▸ **AIM**: Type out every line below exactly as it reads.

▸ **PROVIDED RECORDS**:
━━━━━━━━━━━━━━━━━━━━

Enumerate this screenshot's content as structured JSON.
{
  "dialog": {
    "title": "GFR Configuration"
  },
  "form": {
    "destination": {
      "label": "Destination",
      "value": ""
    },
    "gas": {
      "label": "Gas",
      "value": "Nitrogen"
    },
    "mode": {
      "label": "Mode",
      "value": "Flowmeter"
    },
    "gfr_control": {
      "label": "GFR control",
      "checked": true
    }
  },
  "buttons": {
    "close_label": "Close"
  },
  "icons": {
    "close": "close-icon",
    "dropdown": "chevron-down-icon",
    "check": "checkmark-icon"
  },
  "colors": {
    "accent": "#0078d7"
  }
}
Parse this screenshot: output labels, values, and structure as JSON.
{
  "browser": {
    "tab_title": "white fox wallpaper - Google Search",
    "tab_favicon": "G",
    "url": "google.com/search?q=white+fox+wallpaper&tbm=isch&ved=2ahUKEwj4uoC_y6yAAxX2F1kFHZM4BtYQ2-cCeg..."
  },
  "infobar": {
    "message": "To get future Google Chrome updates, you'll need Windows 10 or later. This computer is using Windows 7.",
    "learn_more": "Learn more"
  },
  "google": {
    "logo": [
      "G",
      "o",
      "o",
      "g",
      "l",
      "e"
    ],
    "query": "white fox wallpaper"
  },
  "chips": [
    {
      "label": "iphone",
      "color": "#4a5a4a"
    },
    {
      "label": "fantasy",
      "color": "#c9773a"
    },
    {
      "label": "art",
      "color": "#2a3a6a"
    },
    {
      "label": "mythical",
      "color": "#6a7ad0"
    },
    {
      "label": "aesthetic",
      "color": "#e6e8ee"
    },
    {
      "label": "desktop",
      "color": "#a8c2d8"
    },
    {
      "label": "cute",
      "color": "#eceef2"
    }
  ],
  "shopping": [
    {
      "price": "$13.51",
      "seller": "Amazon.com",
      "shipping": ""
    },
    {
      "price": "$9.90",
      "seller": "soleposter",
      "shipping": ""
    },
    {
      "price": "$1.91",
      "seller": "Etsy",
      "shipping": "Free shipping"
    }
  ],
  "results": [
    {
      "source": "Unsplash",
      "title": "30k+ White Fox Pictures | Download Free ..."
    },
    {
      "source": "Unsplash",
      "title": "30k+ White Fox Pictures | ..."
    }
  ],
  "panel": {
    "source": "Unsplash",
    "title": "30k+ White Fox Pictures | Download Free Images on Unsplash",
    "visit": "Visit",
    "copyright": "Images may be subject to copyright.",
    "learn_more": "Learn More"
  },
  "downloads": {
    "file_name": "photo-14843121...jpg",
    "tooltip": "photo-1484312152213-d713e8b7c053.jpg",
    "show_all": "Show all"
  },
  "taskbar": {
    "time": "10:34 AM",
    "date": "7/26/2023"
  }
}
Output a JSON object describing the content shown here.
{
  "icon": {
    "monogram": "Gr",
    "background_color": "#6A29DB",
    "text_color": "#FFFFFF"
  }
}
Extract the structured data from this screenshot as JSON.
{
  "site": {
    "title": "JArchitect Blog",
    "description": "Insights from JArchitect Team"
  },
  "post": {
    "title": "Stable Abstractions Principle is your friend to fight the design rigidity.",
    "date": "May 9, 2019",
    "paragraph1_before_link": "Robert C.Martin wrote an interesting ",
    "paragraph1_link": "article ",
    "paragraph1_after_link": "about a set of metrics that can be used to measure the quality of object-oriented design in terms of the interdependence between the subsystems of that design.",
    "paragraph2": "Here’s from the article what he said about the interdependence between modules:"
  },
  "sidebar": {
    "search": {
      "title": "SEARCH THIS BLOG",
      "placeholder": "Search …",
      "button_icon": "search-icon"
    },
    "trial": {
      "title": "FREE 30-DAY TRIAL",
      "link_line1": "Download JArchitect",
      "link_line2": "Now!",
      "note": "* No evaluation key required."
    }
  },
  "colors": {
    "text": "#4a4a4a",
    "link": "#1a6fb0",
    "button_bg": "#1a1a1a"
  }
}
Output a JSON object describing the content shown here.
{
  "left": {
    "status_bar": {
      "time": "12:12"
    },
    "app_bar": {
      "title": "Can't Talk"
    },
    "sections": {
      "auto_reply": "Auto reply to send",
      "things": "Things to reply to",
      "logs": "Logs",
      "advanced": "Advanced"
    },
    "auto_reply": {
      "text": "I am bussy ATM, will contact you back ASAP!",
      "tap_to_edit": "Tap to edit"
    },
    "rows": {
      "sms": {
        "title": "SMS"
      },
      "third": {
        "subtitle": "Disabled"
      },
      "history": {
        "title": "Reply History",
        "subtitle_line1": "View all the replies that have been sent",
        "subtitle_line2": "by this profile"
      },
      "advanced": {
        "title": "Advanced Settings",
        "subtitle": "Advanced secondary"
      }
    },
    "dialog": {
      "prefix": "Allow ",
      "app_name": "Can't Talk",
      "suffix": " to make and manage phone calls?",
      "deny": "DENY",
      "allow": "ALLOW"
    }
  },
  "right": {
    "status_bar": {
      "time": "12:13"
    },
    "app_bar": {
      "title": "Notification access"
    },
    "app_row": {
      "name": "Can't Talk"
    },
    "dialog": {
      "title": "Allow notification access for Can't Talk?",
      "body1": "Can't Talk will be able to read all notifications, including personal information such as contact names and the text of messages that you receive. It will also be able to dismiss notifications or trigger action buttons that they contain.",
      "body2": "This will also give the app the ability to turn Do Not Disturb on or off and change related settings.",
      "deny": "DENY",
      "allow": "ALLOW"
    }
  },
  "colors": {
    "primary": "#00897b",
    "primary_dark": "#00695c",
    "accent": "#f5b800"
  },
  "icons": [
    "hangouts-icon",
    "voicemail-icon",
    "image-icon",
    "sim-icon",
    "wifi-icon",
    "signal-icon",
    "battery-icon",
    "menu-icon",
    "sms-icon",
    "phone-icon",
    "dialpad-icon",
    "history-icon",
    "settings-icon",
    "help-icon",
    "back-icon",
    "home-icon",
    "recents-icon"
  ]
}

━━━━━━━━━━━━━━━━━━━━

▸ **RESPONSE TO THE TASK**:
Enumerate this screenshot's content as structured JSON.
{
  "dialog": {
    "title": "GFR Configuration"
  },
  "form": {
    "destination": {
      "label": "Destination",
      "value": ""
    },
    "gas": {
      "label": "Gas",
      "value": "Nitrogen"
    },
    "mode": {
      "label": "Mode",
      "value": "Flowmeter"
    },
    "gfr_control": {
      "label": "GFR control",
      "checked": true
    }
  },
  "buttons": {
    "close_label": "Close"
  },
  "icons": {
    "close": "close-icon",
    "dropdown": "chevron-down-icon",
    "check": "checkmark-icon"
  },
  "colors": {
    "accent": "#0078d7"
  }
}
Parse this screenshot: output labels, values, and structure as JSON.
{
  "browser": {
    "tab_title": "white fox wallpaper - Google Search",
    "tab_favicon": "G",
    "url": "google.com/search?q=white+fox+wallpaper&tbm=isch&ved=2ahUKEwj4uoC_y6yAAxX2F1kFHZM4BtYQ2-cCeg..."
  },
  "infobar": {
    "message": "To get future Google Chrome updates, you'll need Windows 10 or later. This computer is using Windows 7.",
    "learn_more": "Learn more"
  },
  "google": {
    "logo": [
      "G",
      "o",
      "o",
      "g",
      "l",
      "e"
    ],
    "query": "white fox wallpaper"
  },
  "chips": [
    {
      "label": "iphone",
      "color": "#4a5a4a"
    },
    {
      "label": "fantasy",
      "color": "#c9773a"
    },
    {
      "label": "art",
      "color": "#2a3a6a"
    },
    {
      "label": "mythical",
      "color": "#6a7ad0"
    },
    {
      "label": "aesthetic",
      "color": "#e6e8ee"
    },
    {
      "label": "desktop",
      "color": "#a8c2d8"
    },
    {
      "label": "cute",
      "color": "#eceef2"
    }
  ],
  "shopping": [
    {
      "price": "$13.51",
      "seller": "Amazon.com",
      "shipping": ""
    },
    {
      "price": "$9.90",
      "seller": "soleposter",
      "shipping": ""
    },
    {
      "price": "$1.91",
      "seller": "Etsy",
      "shipping": "Free shipping"
    }
  ],
  "results": [
    {
      "source": "Unsplash",
      "title": "30k+ White Fox Pictures | Download Free ..."
    },
    {
      "source": "Unsplash",
      "title": "30k+ White Fox Pictures | ..."
    }
  ],
  "panel": {
    "source": "Unsplash",
    "title": "30k+ White Fox Pictures | Download Free Images on Unsplash",
    "visit": "Visit",
    "copyright": "Images may be subject to copyright.",
    "learn_more": "Learn More"
  },
  "downloads": {
    "file_name": "photo-14843121...jpg",
    "tooltip": "photo-1484312152213-d713e8b7c053.jpg",
    "show_all": "Show all"
  },
  "taskbar": {
    "time": "10:34 AM",
    "date": "7/26/2023"
  }
}
Output a JSON object describing the content shown here.
{
  "icon": {
    "monogram": "Gr",
    "background_color": "#6A29DB",
    "text_color": "#FFFFFF"
  }
}
Extract the structured data from this screenshot as JSON.
{
  "site": {
    "title": "JArchitect Blog",
    "description": "Insights from JArchitect Team"
  },
  "post": {
    "title": "Stable Abstractions Principle is your friend to fight the design rigidity.",
    "date": "May 9, 2019",
    "paragraph1_before_link": "Robert C.Martin wrote an interesting ",
    "paragraph1_link": "article ",
    "paragraph1_after_link": "about a set of metrics that can be used to measure the quality of object-oriented design in terms of the interdependence between the subsystems of that design.",
    "paragraph2": "Here’s from the article what he said about the interdependence between modules:"
  },
  "sidebar": {
    "search": {
      "title": "SEARCH THIS BLOG",
      "placeholder": "Search …",
      "button_icon": "search-icon"
    },
    "trial": {
      "title": "FREE 30-DAY TRIAL",
      "link_line1": "Download JArchitect",
      "link_line2": "Now!",
      "note": "* No evaluation key required."
    }
  },
  "colors": {
    "text": "#4a4a4a",
    "link": "#1a6fb0",
    "button_bg": "#1a1a1a"
  }
}
Output a JSON object describing the content shown here.
{
  "left": {
    "status_bar": {
      "time": "12:12"
    },
    "app_bar": {
      "title": "Can't Talk"
    },
    "sections": {
      "auto_reply": "Auto reply to send",
      "things": "Things to reply to",
      "logs": "Logs",
      "advanced": "Advanced"
    },
    "auto_reply": {
      "text": "I am bussy ATM, will contact you back ASAP!",
      "tap_to_edit": "Tap to edit"
    },
    "rows": {
      "sms": {
        "title": "SMS"
      },
      "third": {
        "subtitle": "Disabled"
      },
      "history": {
        "title": "Reply History",
        "subtitle_line1": "View all the replies that have been sent",
        "subtitle_line2": "by this profile"
      },
      "advanced": {
        "title": "Advanced Settings",
        "subtitle": "Advanced secondary"
      }
    },
    "dialog": {
      "prefix": "Allow ",
      "app_name": "Can't Talk",
      "suffix": " to make and manage phone calls?",
      "deny": "DENY",
      "allow": "ALLOW"
    }
  },
  "right": {
    "status_bar": {
      "time": "12:13"
    },
    "app_bar": {
      "title": "Notification access"
    },
    "app_row": {
      "name": "Can't Talk"
    },
    "dialog": {
      "title": "Allow notification access for Can't Talk?",
      "body1": "Can't Talk will be able to read all notifications, including personal information such as contact names and the text of messages that you receive. It will also be able to dismiss notifications or trigger action buttons that they contain.",
      "body2": "This will also give the app the ability to turn Do Not Disturb on or off and change related settings.",
      "deny": "DENY",
      "allow": "ALLOW"
    }
  },
  "colors": {
    "primary": "#00897b",
    "primary_dark": "#00695c",
    "accent": "#f5b800"
  },
  "icons": [
    "hangouts-icon",
    "voicemail-icon",
    "image-icon",
    "sim-icon",
    "wifi-icon",
    "signal-icon",
    "battery-icon",
    "menu-icon",
    "sms-icon",
    "phone-icon",
    "dialpad-icon",
    "history-icon",
    "settings-icon",
    "help-icon",
    "back-icon",
    "home-icon",
    "recents-icon"
  ]
}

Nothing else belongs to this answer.